▸ **Exercise aim**: Exactly as written, quote every line that follows, skipping the images.

________________________________________

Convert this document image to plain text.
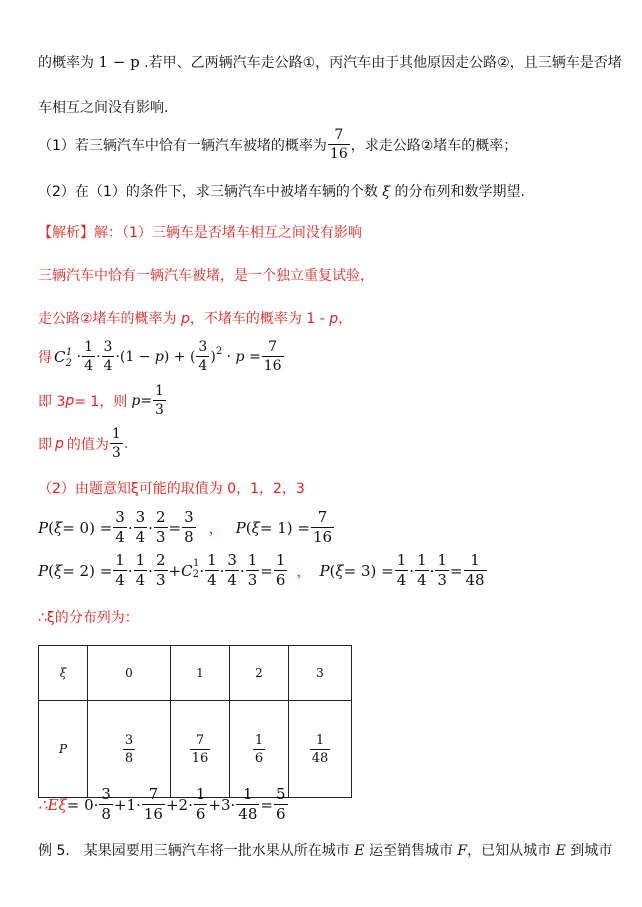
的概率为 1 − p .若甲、乙两辆汽车走公路①，丙汽车由于其他原因走公路②，且三辆车是否堵
车相互之间没有影响.
（1）若三辆汽车中恰有一辆汽车被堵的概率为 $\frac{7}{16}$ ，求走公路②堵车的概率；
（2）在（1）的条件下，求三辆汽车中被堵车辆的个数 ξ 的分布列和数学期望.
【解析】解：（1）三辆车是否堵车相互之间没有影响
三辆汽车中恰有一辆汽车被堵，是一个独立重复试验，
走公路②堵车的概率为 p，不堵车的概率为 1 - p，
得 $C_2^1 \cdot \frac{1}{4} \cdot \frac{3}{4} \cdot(1 - p)$ + ( $\frac{3}{4} )^2 \cdot p = \frac{7}{16}$
即 3 p = 1，则 $p = \frac{1}{3}$
即 p 的值为 $\frac{1}{3}$ .
（2）由题意知ξ可能的取值为 0，1，2，3
P ( $\xi = 0) = \frac{3}{4} \cdot \frac{3}{4} \cdot \frac{2}{3} = \frac{3}{8}$ ， P ( $\xi = 1) = \frac{7}{16}$
P ( $\xi = 2) = \frac{1}{4} \cdot \frac{1}{4} \cdot \frac{2}{3} + C$ 2
$1 \cdot \frac{1}{4} \cdot \frac{3}{4} \cdot \frac{1}{3} = \frac{1}{6}$ ， P ( $\xi = 3) = \frac{1}{4} \cdot \frac{1}{4} \cdot \frac{1}{3} = \frac{1}{48}$
∴ξ的分布列为：
ξ	0	1	2	3
P	$\frac{3}{8}$	$\frac{7}{16}$	$\frac{1}{6}$	$\frac{1}{48}$
∴Eξ = $0\cdot \frac{3}{8} +1\cdot \frac{7}{16} +2\cdot \frac{1}{6} +3\cdot \frac{1}{48} = \frac{5}{6}$
例 5． 某果园要用三辆汽车将一批水果从所在城市 E 运至销售城市 F，已知从城市 E 到城市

________________________________________

▸ **Written solution**:
Convert this document image to plain text.
的概率为 1 − p .若甲、乙两辆汽车走公路①，丙汽车由于其他原因走公路②，且三辆车是否堵
车相互之间没有影响.
（1）若三辆汽车中恰有一辆汽车被堵的概率为 $\frac{7}{16}$ ，求走公路②堵车的概率；
（2）在（1）的条件下，求三辆汽车中被堵车辆的个数 ξ 的分布列和数学期望.
【解析】解：（1）三辆车是否堵车相互之间没有影响
三辆汽车中恰有一辆汽车被堵，是一个独立重复试验，
走公路②堵车的概率为 p，不堵车的概率为 1 - p，
得 $C_2^1 \cdot \frac{1}{4} \cdot \frac{3}{4} \cdot(1 - p)$ + ( $\frac{3}{4} )^2 \cdot p = \frac{7}{16}$
即 3 p = 1，则 $p = \frac{1}{3}$
即 p 的值为 $\frac{1}{3}$ .
（2）由题意知ξ可能的取值为 0，1，2，3
P ( $\xi = 0) = \frac{3}{4} \cdot \frac{3}{4} \cdot \frac{2}{3} = \frac{3}{8}$ ， P ( $\xi = 1) = \frac{7}{16}$
P ( $\xi = 2) = \frac{1}{4} \cdot \frac{1}{4} \cdot \frac{2}{3} + C$ 2
$1 \cdot \frac{1}{4} \cdot \frac{3}{4} \cdot \frac{1}{3} = \frac{1}{6}$ ， P ( $\xi = 3) = \frac{1}{4} \cdot \frac{1}{4} \cdot \frac{1}{3} = \frac{1}{48}$
∴ξ的分布列为：
ξ	0	1	2	3
P	$\frac{3}{8}$	$\frac{7}{16}$	$\frac{1}{6}$	$\frac{1}{48}$
∴Eξ = $0\cdot \frac{3}{8} +1\cdot \frac{7}{16} +2\cdot \frac{1}{6} +3\cdot \frac{1}{48} = \frac{5}{6}$
例 5． 某果园要用三辆汽车将一批水果从所在城市 E 运至销售城市 F，已知从城市 E 到城市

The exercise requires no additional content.